WHAT IS EXPECTED: Reply with one number only: the count of lines below that contain the word "ylabel".
/---
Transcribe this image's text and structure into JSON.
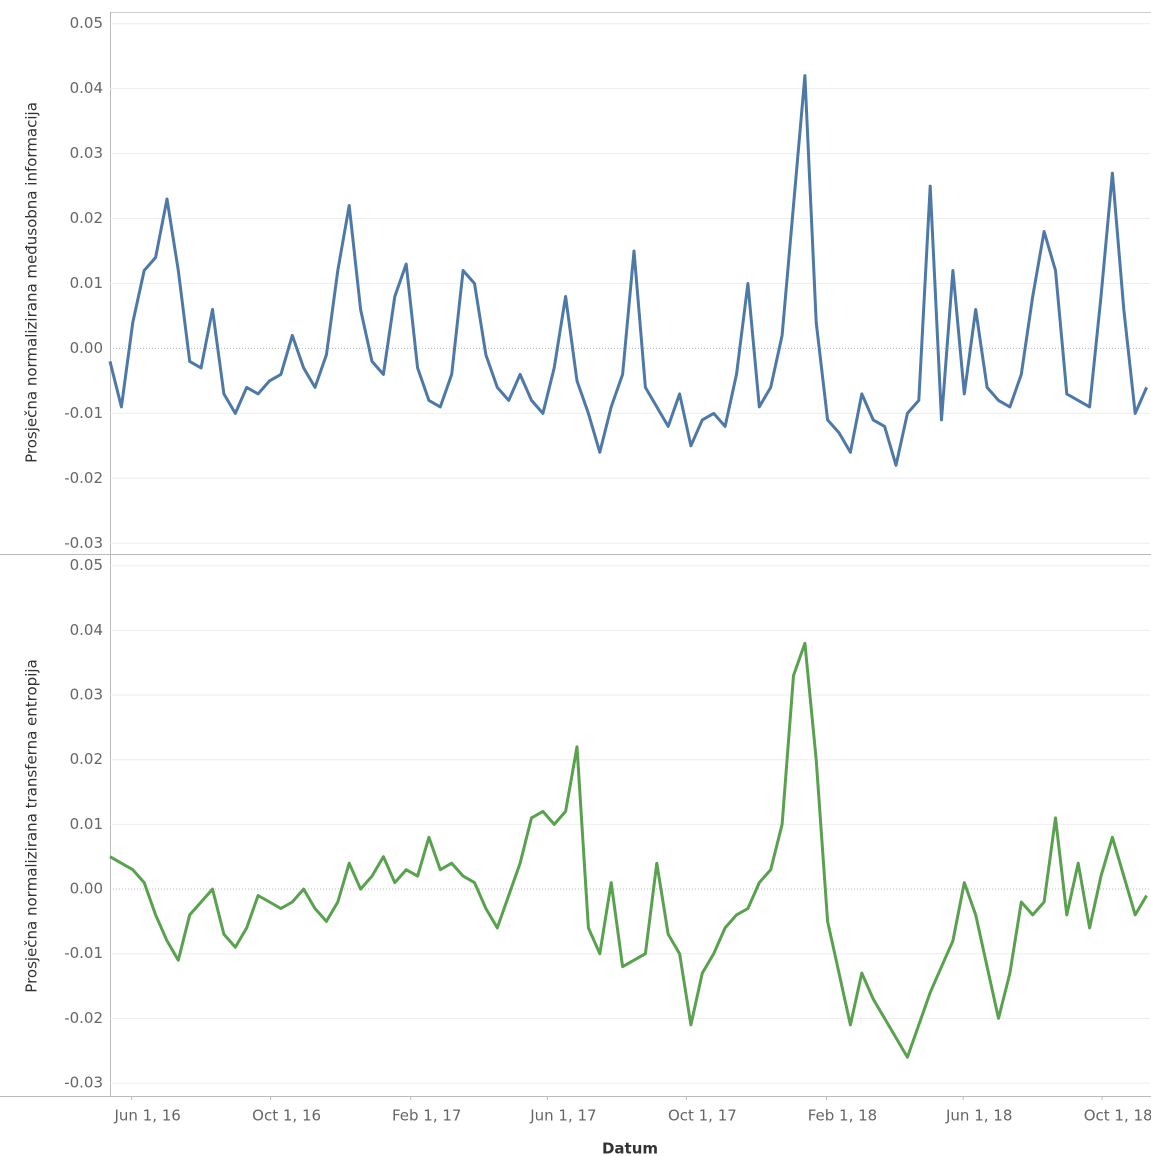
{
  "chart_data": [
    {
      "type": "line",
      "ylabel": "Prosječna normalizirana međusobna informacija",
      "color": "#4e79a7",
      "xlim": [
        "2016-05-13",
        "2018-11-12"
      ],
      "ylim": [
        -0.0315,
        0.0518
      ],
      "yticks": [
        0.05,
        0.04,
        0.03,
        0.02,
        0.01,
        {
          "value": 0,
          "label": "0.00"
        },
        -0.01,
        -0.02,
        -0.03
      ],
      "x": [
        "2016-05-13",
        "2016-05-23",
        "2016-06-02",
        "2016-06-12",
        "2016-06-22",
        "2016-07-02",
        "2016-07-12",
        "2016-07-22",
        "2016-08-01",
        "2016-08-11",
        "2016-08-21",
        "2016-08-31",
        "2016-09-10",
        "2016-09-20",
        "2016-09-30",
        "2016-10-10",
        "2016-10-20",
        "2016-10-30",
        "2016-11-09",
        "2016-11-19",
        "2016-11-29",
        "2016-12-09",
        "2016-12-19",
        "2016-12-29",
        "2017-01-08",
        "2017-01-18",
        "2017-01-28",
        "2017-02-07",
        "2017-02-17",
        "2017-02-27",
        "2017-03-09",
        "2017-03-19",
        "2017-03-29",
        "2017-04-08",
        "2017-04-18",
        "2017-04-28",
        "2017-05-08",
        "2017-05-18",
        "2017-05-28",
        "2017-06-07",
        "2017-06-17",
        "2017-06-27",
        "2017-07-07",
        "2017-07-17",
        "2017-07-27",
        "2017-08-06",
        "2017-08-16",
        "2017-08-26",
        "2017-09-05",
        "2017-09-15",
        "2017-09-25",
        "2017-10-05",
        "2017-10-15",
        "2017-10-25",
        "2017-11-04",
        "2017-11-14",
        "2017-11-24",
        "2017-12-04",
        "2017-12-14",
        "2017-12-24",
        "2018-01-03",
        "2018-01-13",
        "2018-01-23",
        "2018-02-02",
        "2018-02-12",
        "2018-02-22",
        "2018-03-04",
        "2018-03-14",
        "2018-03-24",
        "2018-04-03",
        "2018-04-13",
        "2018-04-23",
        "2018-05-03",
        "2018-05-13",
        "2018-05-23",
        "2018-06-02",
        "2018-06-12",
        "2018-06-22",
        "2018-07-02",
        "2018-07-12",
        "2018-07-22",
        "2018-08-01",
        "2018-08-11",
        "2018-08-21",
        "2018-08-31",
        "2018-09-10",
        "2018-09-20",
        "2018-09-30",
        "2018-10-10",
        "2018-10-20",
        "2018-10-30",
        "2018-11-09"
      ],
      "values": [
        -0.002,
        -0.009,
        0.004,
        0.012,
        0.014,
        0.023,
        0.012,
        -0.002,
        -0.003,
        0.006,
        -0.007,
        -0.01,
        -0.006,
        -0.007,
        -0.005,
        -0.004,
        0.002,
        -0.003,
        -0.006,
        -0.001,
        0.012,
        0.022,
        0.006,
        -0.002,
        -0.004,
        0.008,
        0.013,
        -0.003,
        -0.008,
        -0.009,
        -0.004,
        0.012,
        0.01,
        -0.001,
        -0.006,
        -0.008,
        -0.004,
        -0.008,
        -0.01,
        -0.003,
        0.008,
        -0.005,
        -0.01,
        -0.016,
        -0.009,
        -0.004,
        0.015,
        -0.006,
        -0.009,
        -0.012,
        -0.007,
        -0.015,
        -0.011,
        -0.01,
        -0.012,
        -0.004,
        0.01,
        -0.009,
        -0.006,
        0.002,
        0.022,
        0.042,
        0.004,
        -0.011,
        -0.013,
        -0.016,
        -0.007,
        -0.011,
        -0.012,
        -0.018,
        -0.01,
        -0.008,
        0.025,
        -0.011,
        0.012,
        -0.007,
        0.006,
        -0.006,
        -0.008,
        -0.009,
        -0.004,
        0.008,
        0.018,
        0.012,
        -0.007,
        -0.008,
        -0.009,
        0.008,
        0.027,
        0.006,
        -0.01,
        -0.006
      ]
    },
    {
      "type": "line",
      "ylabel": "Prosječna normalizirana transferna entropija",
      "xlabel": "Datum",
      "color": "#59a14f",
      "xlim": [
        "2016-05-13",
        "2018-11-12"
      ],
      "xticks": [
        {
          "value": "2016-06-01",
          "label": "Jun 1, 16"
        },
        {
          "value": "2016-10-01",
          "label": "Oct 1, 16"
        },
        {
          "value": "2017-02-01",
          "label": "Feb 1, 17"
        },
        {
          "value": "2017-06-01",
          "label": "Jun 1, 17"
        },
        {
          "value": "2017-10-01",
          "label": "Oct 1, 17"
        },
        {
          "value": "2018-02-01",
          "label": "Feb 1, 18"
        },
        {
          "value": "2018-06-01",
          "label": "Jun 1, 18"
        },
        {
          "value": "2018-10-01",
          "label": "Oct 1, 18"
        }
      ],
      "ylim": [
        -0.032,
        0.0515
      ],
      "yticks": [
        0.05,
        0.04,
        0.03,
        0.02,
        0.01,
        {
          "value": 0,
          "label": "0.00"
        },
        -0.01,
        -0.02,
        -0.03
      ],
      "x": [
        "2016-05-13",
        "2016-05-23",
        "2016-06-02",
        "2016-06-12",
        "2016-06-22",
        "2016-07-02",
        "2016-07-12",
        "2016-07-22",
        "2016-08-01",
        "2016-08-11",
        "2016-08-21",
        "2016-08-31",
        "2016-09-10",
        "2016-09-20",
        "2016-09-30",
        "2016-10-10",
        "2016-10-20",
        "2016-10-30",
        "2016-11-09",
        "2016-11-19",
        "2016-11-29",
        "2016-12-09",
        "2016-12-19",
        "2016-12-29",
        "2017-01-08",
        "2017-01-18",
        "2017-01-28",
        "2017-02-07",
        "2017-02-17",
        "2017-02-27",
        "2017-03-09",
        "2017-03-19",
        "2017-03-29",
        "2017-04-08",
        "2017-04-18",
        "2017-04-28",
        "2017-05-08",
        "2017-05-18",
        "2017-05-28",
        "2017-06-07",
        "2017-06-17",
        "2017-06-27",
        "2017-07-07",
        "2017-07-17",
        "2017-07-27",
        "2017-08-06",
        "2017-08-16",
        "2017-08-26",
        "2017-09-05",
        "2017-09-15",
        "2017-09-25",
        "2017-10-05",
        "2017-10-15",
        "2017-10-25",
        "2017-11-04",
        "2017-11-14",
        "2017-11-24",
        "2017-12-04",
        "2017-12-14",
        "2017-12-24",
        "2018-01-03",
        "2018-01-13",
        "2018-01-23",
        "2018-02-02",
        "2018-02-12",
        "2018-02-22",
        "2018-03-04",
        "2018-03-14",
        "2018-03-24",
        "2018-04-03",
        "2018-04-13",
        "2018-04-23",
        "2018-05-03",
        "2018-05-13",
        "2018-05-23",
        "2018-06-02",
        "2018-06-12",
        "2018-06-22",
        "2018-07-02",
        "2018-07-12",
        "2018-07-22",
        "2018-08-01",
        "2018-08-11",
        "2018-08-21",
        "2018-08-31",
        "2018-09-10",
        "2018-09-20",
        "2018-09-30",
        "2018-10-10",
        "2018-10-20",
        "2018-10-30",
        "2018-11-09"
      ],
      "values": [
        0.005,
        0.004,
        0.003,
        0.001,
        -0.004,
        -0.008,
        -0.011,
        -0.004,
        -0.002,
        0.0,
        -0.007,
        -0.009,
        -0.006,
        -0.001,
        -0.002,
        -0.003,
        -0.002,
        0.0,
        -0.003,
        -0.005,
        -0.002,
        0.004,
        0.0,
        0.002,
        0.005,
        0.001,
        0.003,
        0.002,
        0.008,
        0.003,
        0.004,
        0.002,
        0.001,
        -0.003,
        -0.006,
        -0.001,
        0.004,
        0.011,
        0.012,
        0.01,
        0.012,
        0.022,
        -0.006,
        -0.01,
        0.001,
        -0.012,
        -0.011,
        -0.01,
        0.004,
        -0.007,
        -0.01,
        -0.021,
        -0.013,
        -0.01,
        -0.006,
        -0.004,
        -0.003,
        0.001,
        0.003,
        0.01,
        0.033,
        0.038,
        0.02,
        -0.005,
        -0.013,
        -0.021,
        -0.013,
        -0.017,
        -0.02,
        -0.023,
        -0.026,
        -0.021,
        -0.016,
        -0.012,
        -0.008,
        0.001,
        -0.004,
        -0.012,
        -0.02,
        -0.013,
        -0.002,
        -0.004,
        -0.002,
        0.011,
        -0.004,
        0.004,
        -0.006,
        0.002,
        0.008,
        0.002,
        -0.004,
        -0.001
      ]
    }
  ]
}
\---
FINAL ANSWER: 2